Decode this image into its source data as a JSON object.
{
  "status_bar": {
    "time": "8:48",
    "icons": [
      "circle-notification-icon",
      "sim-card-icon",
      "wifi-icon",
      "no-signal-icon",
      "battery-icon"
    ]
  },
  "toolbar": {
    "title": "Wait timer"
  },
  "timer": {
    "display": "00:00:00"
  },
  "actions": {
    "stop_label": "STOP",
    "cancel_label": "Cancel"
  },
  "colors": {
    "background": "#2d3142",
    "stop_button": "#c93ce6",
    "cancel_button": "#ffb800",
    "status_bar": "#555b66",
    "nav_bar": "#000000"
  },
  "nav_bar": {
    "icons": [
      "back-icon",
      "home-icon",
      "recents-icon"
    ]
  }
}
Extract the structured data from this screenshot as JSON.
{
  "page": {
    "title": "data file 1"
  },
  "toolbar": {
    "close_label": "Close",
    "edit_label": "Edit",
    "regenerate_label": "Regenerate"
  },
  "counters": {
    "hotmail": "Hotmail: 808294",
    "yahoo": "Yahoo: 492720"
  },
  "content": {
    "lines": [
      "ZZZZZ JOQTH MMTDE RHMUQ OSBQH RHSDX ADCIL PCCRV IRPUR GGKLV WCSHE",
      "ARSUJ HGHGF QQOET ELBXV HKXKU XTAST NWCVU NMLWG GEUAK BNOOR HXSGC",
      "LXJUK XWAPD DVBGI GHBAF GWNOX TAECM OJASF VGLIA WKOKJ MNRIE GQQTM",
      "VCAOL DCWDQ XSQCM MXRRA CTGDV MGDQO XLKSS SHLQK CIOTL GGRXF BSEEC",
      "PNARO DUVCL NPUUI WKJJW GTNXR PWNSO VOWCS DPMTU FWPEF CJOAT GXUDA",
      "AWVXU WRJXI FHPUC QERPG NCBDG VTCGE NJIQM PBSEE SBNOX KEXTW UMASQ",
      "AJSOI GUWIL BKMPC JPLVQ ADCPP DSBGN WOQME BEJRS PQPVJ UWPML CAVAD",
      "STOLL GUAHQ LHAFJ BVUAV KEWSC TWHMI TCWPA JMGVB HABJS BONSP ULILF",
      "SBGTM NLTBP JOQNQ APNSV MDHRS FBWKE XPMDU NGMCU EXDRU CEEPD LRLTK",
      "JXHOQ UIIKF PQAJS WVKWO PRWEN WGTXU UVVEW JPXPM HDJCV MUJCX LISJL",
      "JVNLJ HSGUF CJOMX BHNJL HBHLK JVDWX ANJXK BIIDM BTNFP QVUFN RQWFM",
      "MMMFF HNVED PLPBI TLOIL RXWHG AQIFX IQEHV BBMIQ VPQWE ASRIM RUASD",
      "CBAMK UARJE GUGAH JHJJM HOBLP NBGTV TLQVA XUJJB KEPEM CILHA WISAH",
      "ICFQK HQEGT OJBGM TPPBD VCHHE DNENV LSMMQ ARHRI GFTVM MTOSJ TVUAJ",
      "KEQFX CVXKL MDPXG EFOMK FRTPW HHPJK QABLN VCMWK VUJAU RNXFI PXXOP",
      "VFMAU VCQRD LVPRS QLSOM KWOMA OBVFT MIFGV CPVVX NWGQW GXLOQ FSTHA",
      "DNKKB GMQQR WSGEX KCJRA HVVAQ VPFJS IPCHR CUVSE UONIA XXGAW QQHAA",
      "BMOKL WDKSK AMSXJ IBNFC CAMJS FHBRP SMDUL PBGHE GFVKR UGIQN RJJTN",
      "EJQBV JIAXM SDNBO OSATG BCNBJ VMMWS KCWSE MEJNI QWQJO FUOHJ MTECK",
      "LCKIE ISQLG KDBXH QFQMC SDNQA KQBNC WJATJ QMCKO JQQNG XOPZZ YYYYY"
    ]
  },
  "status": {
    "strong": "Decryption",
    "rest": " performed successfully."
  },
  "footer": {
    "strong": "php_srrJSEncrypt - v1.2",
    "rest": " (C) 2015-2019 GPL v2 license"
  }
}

• [THE PROBLEM]:
Copy the data above in full, character for character.

• [ANSWER TO THE PROBLEM]:
Decode this image into its source data as a JSON object.
{
  "status_bar": {
    "time": "8:48",
    "icons": [
      "circle-notification-icon",
      "sim-card-icon",
      "wifi-icon",
      "no-signal-icon",
      "battery-icon"
    ]
  },
  "toolbar": {
    "title": "Wait timer"
  },
  "timer": {
    "display": "00:00:00"
  },
  "actions": {
    "stop_label": "STOP",
    "cancel_label": "Cancel"
  },
  "colors": {
    "background": "#2d3142",
    "stop_button": "#c93ce6",
    "cancel_button": "#ffb800",
    "status_bar": "#555b66",
    "nav_bar": "#000000"
  },
  "nav_bar": {
    "icons": [
      "back-icon",
      "home-icon",
      "recents-icon"
    ]
  }
}
Extract the structured data from this screenshot as JSON.
{
  "page": {
    "title": "data file 1"
  },
  "toolbar": {
    "close_label": "Close",
    "edit_label": "Edit",
    "regenerate_label": "Regenerate"
  },
  "counters": {
    "hotmail": "Hotmail: 808294",
    "yahoo": "Yahoo: 492720"
  },
  "content": {
    "lines": [
      "ZZZZZ JOQTH MMTDE RHMUQ OSBQH RHSDX ADCIL PCCRV IRPUR GGKLV WCSHE",
      "ARSUJ HGHGF QQOET ELBXV HKXKU XTAST NWCVU NMLWG GEUAK BNOOR HXSGC",
      "LXJUK XWAPD DVBGI GHBAF GWNOX TAECM OJASF VGLIA WKOKJ MNRIE GQQTM",
      "VCAOL DCWDQ XSQCM MXRRA CTGDV MGDQO XLKSS SHLQK CIOTL GGRXF BSEEC",
      "PNARO DUVCL NPUUI WKJJW GTNXR PWNSO VOWCS DPMTU FWPEF CJOAT GXUDA",
      "AWVXU WRJXI FHPUC QERPG NCBDG VTCGE NJIQM PBSEE SBNOX KEXTW UMASQ",
      "AJSOI GUWIL BKMPC JPLVQ ADCPP DSBGN WOQME BEJRS PQPVJ UWPML CAVAD",
      "STOLL GUAHQ LHAFJ BVUAV KEWSC TWHMI TCWPA JMGVB HABJS BONSP ULILF",
      "SBGTM NLTBP JOQNQ APNSV MDHRS FBWKE XPMDU NGMCU EXDRU CEEPD LRLTK",
      "JXHOQ UIIKF PQAJS WVKWO PRWEN WGTXU UVVEW JPXPM HDJCV MUJCX LISJL",
      "JVNLJ HSGUF CJOMX BHNJL HBHLK JVDWX ANJXK BIIDM BTNFP QVUFN RQWFM",
      "MMMFF HNVED PLPBI TLOIL RXWHG AQIFX IQEHV BBMIQ VPQWE ASRIM RUASD",
      "CBAMK UARJE GUGAH JHJJM HOBLP NBGTV TLQVA XUJJB KEPEM CILHA WISAH",
      "ICFQK HQEGT OJBGM TPPBD VCHHE DNENV LSMMQ ARHRI GFTVM MTOSJ TVUAJ",
      "KEQFX CVXKL MDPXG EFOMK FRTPW HHPJK QABLN VCMWK VUJAU RNXFI PXXOP",
      "VFMAU VCQRD LVPRS QLSOM KWOMA OBVFT MIFGV CPVVX NWGQW GXLOQ FSTHA",
      "DNKKB GMQQR WSGEX KCJRA HVVAQ VPFJS IPCHR CUVSE UONIA XXGAW QQHAA",
      "BMOKL WDKSK AMSXJ IBNFC CAMJS FHBRP SMDUL PBGHE GFVKR UGIQN RJJTN",
      "EJQBV JIAXM SDNBO OSATG BCNBJ VMMWS KCWSE MEJNI QWQJO FUOHJ MTECK",
      "LCKIE ISQLG KDBXH QFQMC SDNQA KQBNC WJATJ QMCKO JQQNG XOPZZ YYYYY"
    ]
  },
  "status": {
    "strong": "Decryption",
    "rest": " performed successfully."
  },
  "footer": {
    "strong": "php_srrJSEncrypt - v1.2",
    "rest": " (C) 2015-2019 GPL v2 license"
  }
}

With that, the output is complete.